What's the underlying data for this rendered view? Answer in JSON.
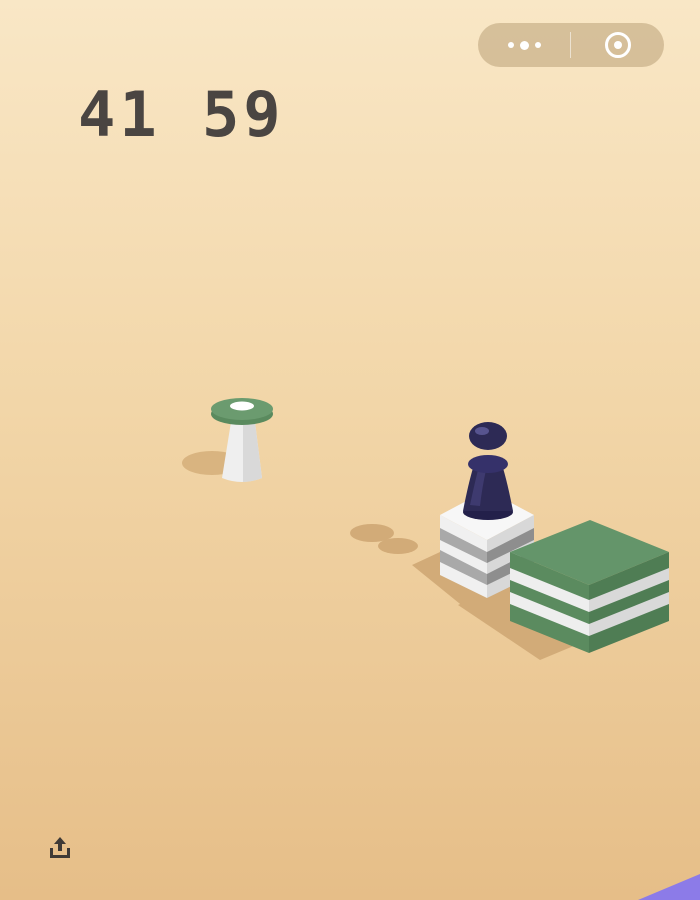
{
  "score": "41 59",
  "top_bar": {
    "more_icon": "three-dots-icon",
    "close_icon": "target-circle-icon"
  },
  "share_icon": "share-upload-icon",
  "colors": {
    "background_top": "#f9e7c6",
    "background_bottom": "#e6be88",
    "score_text": "#4a4542",
    "block_green": "#64956a",
    "block_white": "#f2f2f2",
    "stripe_gray": "#a9a9a9",
    "player": "#2d2a55",
    "corner_accent": "#8c7be8"
  }
}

#### Task
Keep every word of the data as it is when you write it out, but drop the pictures.

#### The output
What's the underlying data for this rendered view? Answer in JSON.
{
  "score": "41 59",
  "top_bar": {
    "more_icon": "three-dots-icon",
    "close_icon": "target-circle-icon"
  },
  "share_icon": "share-upload-icon",
  "colors": {
    "background_top": "#f9e7c6",
    "background_bottom": "#e6be88",
    "score_text": "#4a4542",
    "block_green": "#64956a",
    "block_white": "#f2f2f2",
    "stripe_gray": "#a9a9a9",
    "player": "#2d2a55",
    "corner_accent": "#8c7be8"
  }
}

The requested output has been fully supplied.